*What you have to do*. Transcribe the entries exactly as they stand below, passing over any picture.

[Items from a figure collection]
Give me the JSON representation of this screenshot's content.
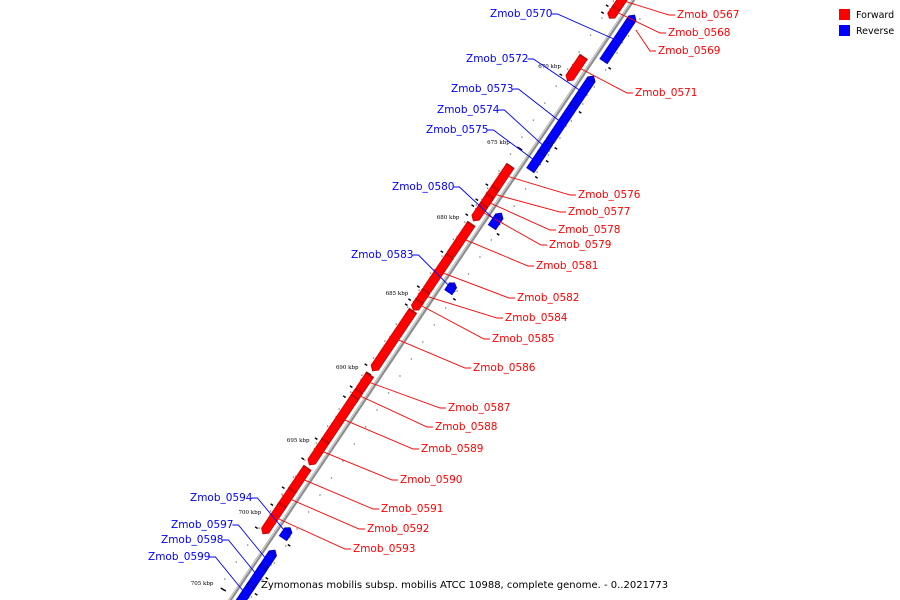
{
  "caption": "Zymomonas mobilis subsp. mobilis ATCC 10988, complete genome. - 0..2021773",
  "legend": [
    {
      "label": "Forward",
      "color": "#ff0000"
    },
    {
      "label": "Reverse",
      "color": "#0000ff"
    }
  ],
  "colors": {
    "forward": "#ff0000",
    "forward_dark": "#b30000",
    "reverse": "#0000ff",
    "reverse_dark": "#0000a0",
    "axis": "#999999"
  },
  "kbp_ticks": [
    "670 kbp",
    "675 kbp",
    "680 kbp",
    "685 kbp",
    "690 kbp",
    "695 kbp",
    "700 kbp",
    "705 kbp"
  ],
  "genes": [
    {
      "name": "Zmob_0567",
      "strand": "forward"
    },
    {
      "name": "Zmob_0568",
      "strand": "forward"
    },
    {
      "name": "Zmob_0569",
      "strand": "forward"
    },
    {
      "name": "Zmob_0570",
      "strand": "reverse"
    },
    {
      "name": "Zmob_0571",
      "strand": "forward"
    },
    {
      "name": "Zmob_0572",
      "strand": "reverse"
    },
    {
      "name": "Zmob_0573",
      "strand": "reverse"
    },
    {
      "name": "Zmob_0574",
      "strand": "reverse"
    },
    {
      "name": "Zmob_0575",
      "strand": "reverse"
    },
    {
      "name": "Zmob_0576",
      "strand": "forward"
    },
    {
      "name": "Zmob_0577",
      "strand": "forward"
    },
    {
      "name": "Zmob_0578",
      "strand": "forward"
    },
    {
      "name": "Zmob_0579",
      "strand": "forward"
    },
    {
      "name": "Zmob_0580",
      "strand": "reverse"
    },
    {
      "name": "Zmob_0581",
      "strand": "forward"
    },
    {
      "name": "Zmob_0582",
      "strand": "forward"
    },
    {
      "name": "Zmob_0583",
      "strand": "reverse"
    },
    {
      "name": "Zmob_0584",
      "strand": "forward"
    },
    {
      "name": "Zmob_0585",
      "strand": "forward"
    },
    {
      "name": "Zmob_0586",
      "strand": "forward"
    },
    {
      "name": "Zmob_0587",
      "strand": "forward"
    },
    {
      "name": "Zmob_0588",
      "strand": "forward"
    },
    {
      "name": "Zmob_0589",
      "strand": "forward"
    },
    {
      "name": "Zmob_0590",
      "strand": "forward"
    },
    {
      "name": "Zmob_0591",
      "strand": "forward"
    },
    {
      "name": "Zmob_0592",
      "strand": "forward"
    },
    {
      "name": "Zmob_0593",
      "strand": "forward"
    },
    {
      "name": "Zmob_0594",
      "strand": "reverse"
    },
    {
      "name": "Zmob_0597",
      "strand": "reverse"
    },
    {
      "name": "Zmob_0598",
      "strand": "reverse"
    },
    {
      "name": "Zmob_0599",
      "strand": "reverse"
    }
  ]
}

*Output of the task*.
Give me the JSON representation of this screenshot's content.
{
  "caption": "Zymomonas mobilis subsp. mobilis ATCC 10988, complete genome. - 0..2021773",
  "legend": [
    {
      "label": "Forward",
      "color": "#ff0000"
    },
    {
      "label": "Reverse",
      "color": "#0000ff"
    }
  ],
  "colors": {
    "forward": "#ff0000",
    "forward_dark": "#b30000",
    "reverse": "#0000ff",
    "reverse_dark": "#0000a0",
    "axis": "#999999"
  },
  "kbp_ticks": [
    "670 kbp",
    "675 kbp",
    "680 kbp",
    "685 kbp",
    "690 kbp",
    "695 kbp",
    "700 kbp",
    "705 kbp"
  ],
  "genes": [
    {
      "name": "Zmob_0567",
      "strand": "forward"
    },
    {
      "name": "Zmob_0568",
      "strand": "forward"
    },
    {
      "name": "Zmob_0569",
      "strand": "forward"
    },
    {
      "name": "Zmob_0570",
      "strand": "reverse"
    },
    {
      "name": "Zmob_0571",
      "strand": "forward"
    },
    {
      "name": "Zmob_0572",
      "strand": "reverse"
    },
    {
      "name": "Zmob_0573",
      "strand": "reverse"
    },
    {
      "name": "Zmob_0574",
      "strand": "reverse"
    },
    {
      "name": "Zmob_0575",
      "strand": "reverse"
    },
    {
      "name": "Zmob_0576",
      "strand": "forward"
    },
    {
      "name": "Zmob_0577",
      "strand": "forward"
    },
    {
      "name": "Zmob_0578",
      "strand": "forward"
    },
    {
      "name": "Zmob_0579",
      "strand": "forward"
    },
    {
      "name": "Zmob_0580",
      "strand": "reverse"
    },
    {
      "name": "Zmob_0581",
      "strand": "forward"
    },
    {
      "name": "Zmob_0582",
      "strand": "forward"
    },
    {
      "name": "Zmob_0583",
      "strand": "reverse"
    },
    {
      "name": "Zmob_0584",
      "strand": "forward"
    },
    {
      "name": "Zmob_0585",
      "strand": "forward"
    },
    {
      "name": "Zmob_0586",
      "strand": "forward"
    },
    {
      "name": "Zmob_0587",
      "strand": "forward"
    },
    {
      "name": "Zmob_0588",
      "strand": "forward"
    },
    {
      "name": "Zmob_0589",
      "strand": "forward"
    },
    {
      "name": "Zmob_0590",
      "strand": "forward"
    },
    {
      "name": "Zmob_0591",
      "strand": "forward"
    },
    {
      "name": "Zmob_0592",
      "strand": "forward"
    },
    {
      "name": "Zmob_0593",
      "strand": "forward"
    },
    {
      "name": "Zmob_0594",
      "strand": "reverse"
    },
    {
      "name": "Zmob_0597",
      "strand": "reverse"
    },
    {
      "name": "Zmob_0598",
      "strand": "reverse"
    },
    {
      "name": "Zmob_0599",
      "strand": "reverse"
    }
  ]
}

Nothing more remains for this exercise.